== Short exercise ==
Repeat the records verbatim and leave the pictures out of your copy.

Entries from a dataset:
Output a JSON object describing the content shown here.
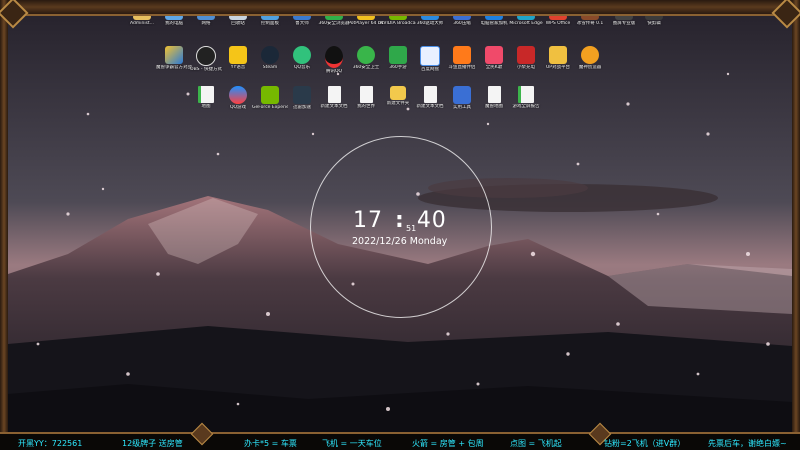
{
  "desktop": {
    "row1": [
      "Administ...",
      "我的电脑",
      "网络",
      "回收站",
      "控制面板",
      "鲁大师",
      "360安全浏览器",
      "PotPlayer 64 bit",
      "NVIDIA Broadcast",
      "360驱动大师",
      "360压缩",
      "电脑管家加机",
      "Microsoft Edge",
      "WPS Office",
      "冰雪传奇 0.1",
      "图屏专业版",
      "快剪辑"
    ],
    "row2": [
      "魔兽争霸官方对战平台",
      "OBS - 快捷方式",
      "YY语音",
      "Steam",
      "QQ音乐",
      "腾讯QQ",
      "360安全卫士",
      "360手游",
      "百度网盘",
      "斗鱼直播伴侣",
      "全民K歌",
      "小柴充电",
      "UP对战平台",
      "魔神创造器"
    ],
    "row3": [
      "地图",
      "QQ游戏",
      "GeForce Experience",
      "迅雷加速",
      "新建文本文档",
      "我的世界",
      "新建文件夹",
      "新建文本文档",
      "实用工具",
      "魔兽地图",
      "游戏全屏报告"
    ]
  },
  "clock": {
    "hours": "17",
    "minutes": "40",
    "seconds": "51",
    "date": "2022/12/26 Monday"
  },
  "ticker": [
    "开黑YY：722561",
    "12级牌子 送房管",
    "办卡*5 = 车票",
    "飞机 = 一天车位",
    "火箭 = 房管 + 包周",
    "点图 = 飞机起",
    "钻粉=2飞机（进V群）",
    "先票后车，谢绝白嫖~"
  ],
  "colors": {
    "ticker_text": "#2ee9ff",
    "frame_gold": "#b98a45"
  }
}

== Solution for this exercise ==
Output a JSON object describing the content shown here.
{
  "desktop": {
    "row1": [
      "Administ...",
      "我的电脑",
      "网络",
      "回收站",
      "控制面板",
      "鲁大师",
      "360安全浏览器",
      "PotPlayer 64 bit",
      "NVIDIA Broadcast",
      "360驱动大师",
      "360压缩",
      "电脑管家加机",
      "Microsoft Edge",
      "WPS Office",
      "冰雪传奇 0.1",
      "图屏专业版",
      "快剪辑"
    ],
    "row2": [
      "魔兽争霸官方对战平台",
      "OBS - 快捷方式",
      "YY语音",
      "Steam",
      "QQ音乐",
      "腾讯QQ",
      "360安全卫士",
      "360手游",
      "百度网盘",
      "斗鱼直播伴侣",
      "全民K歌",
      "小柴充电",
      "UP对战平台",
      "魔神创造器"
    ],
    "row3": [
      "地图",
      "QQ游戏",
      "GeForce Experience",
      "迅雷加速",
      "新建文本文档",
      "我的世界",
      "新建文件夹",
      "新建文本文档",
      "实用工具",
      "魔兽地图",
      "游戏全屏报告"
    ]
  },
  "clock": {
    "hours": "17",
    "minutes": "40",
    "seconds": "51",
    "date": "2022/12/26 Monday"
  },
  "ticker": [
    "开黑YY：722561",
    "12级牌子 送房管",
    "办卡*5 = 车票",
    "飞机 = 一天车位",
    "火箭 = 房管 + 包周",
    "点图 = 飞机起",
    "钻粉=2飞机（进V群）",
    "先票后车，谢绝白嫖~"
  ],
  "colors": {
    "ticker_text": "#2ee9ff",
    "frame_gold": "#b98a45"
  }
}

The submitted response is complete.